§ **Dataset extract**:

((

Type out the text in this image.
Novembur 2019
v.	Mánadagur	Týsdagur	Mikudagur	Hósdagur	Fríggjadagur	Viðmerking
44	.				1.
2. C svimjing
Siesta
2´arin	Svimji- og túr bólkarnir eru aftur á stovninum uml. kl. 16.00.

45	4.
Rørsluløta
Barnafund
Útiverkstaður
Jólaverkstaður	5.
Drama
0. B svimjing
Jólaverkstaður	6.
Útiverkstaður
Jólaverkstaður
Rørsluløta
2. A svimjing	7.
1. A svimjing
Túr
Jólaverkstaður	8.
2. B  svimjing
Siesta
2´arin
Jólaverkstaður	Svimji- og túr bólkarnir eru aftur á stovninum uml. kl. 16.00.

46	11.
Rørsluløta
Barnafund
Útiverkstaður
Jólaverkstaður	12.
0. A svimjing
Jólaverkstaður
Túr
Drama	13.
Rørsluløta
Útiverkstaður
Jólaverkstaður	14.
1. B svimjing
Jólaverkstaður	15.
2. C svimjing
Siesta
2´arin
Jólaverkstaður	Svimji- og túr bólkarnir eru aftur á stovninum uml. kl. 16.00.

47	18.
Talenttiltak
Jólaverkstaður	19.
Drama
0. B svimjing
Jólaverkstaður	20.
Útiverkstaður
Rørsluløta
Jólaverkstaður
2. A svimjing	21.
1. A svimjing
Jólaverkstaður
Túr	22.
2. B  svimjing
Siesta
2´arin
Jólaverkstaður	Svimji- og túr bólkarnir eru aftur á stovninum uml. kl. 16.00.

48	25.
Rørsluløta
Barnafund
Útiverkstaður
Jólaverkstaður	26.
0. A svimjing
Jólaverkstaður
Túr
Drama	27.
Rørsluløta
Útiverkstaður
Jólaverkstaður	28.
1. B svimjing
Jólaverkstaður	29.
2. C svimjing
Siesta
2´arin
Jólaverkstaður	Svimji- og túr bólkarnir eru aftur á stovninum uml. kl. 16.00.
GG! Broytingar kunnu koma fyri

))

§ **Problem details**: Transcribe every entry exactly, omitting nothing.

§ **The solution**:
Type out the text in this image.
Novembur 2019
v.	Mánadagur	Týsdagur	Mikudagur	Hósdagur	Fríggjadagur	Viðmerking
44	.				1.
2. C svimjing
Siesta
2´arin	Svimji- og túr bólkarnir eru aftur á stovninum uml. kl. 16.00.

45	4.
Rørsluløta
Barnafund
Útiverkstaður
Jólaverkstaður	5.
Drama
0. B svimjing
Jólaverkstaður	6.
Útiverkstaður
Jólaverkstaður
Rørsluløta
2. A svimjing	7.
1. A svimjing
Túr
Jólaverkstaður	8.
2. B  svimjing
Siesta
2´arin
Jólaverkstaður	Svimji- og túr bólkarnir eru aftur á stovninum uml. kl. 16.00.

46	11.
Rørsluløta
Barnafund
Útiverkstaður
Jólaverkstaður	12.
0. A svimjing
Jólaverkstaður
Túr
Drama	13.
Rørsluløta
Útiverkstaður
Jólaverkstaður	14.
1. B svimjing
Jólaverkstaður	15.
2. C svimjing
Siesta
2´arin
Jólaverkstaður	Svimji- og túr bólkarnir eru aftur á stovninum uml. kl. 16.00.

47	18.
Talenttiltak
Jólaverkstaður	19.
Drama
0. B svimjing
Jólaverkstaður	20.
Útiverkstaður
Rørsluløta
Jólaverkstaður
2. A svimjing	21.
1. A svimjing
Jólaverkstaður
Túr	22.
2. B  svimjing
Siesta
2´arin
Jólaverkstaður	Svimji- og túr bólkarnir eru aftur á stovninum uml. kl. 16.00.

48	25.
Rørsluløta
Barnafund
Útiverkstaður
Jólaverkstaður	26.
0. A svimjing
Jólaverkstaður
Túr
Drama	27.
Rørsluløta
Útiverkstaður
Jólaverkstaður	28.
1. B svimjing
Jólaverkstaður	29.
2. C svimjing
Siesta
2´arin
Jólaverkstaður	Svimji- og túr bólkarnir eru aftur á stovninum uml. kl. 16.00.
GG! Broytingar kunnu koma fyri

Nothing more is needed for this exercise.